Identify all lines in the listing that include the word "hint", and copy them out.

.....

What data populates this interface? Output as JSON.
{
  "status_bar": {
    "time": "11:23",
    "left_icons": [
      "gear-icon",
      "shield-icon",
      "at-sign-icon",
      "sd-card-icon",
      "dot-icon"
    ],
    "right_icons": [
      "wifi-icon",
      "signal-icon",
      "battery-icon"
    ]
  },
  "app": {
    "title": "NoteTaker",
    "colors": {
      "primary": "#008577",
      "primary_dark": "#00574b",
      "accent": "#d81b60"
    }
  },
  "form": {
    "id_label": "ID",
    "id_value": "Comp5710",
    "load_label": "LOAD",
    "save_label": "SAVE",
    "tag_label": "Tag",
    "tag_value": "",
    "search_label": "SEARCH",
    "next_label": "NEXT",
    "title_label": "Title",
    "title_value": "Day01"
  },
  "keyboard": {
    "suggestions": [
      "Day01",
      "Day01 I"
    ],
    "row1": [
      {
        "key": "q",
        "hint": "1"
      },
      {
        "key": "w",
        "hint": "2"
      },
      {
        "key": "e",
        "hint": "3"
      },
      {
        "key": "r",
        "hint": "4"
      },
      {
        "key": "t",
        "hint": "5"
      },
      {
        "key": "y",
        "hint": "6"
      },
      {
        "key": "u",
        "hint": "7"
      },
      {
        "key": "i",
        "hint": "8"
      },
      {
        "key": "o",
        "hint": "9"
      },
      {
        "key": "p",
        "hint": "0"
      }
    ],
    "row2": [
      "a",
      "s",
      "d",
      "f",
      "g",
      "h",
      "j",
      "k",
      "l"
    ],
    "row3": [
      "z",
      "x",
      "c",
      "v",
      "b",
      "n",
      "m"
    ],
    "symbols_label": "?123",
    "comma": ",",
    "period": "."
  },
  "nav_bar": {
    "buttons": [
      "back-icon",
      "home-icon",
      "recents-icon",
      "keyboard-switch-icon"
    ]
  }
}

.....

In response
        "hint": "1"
        "hint": "2"
        "hint": "3"
        "hint": "4"
        "hint": "5"
        "hint": "6"
        "hint": "7"
        "hint": "8"
        "hint": "9"
        "hint": "0"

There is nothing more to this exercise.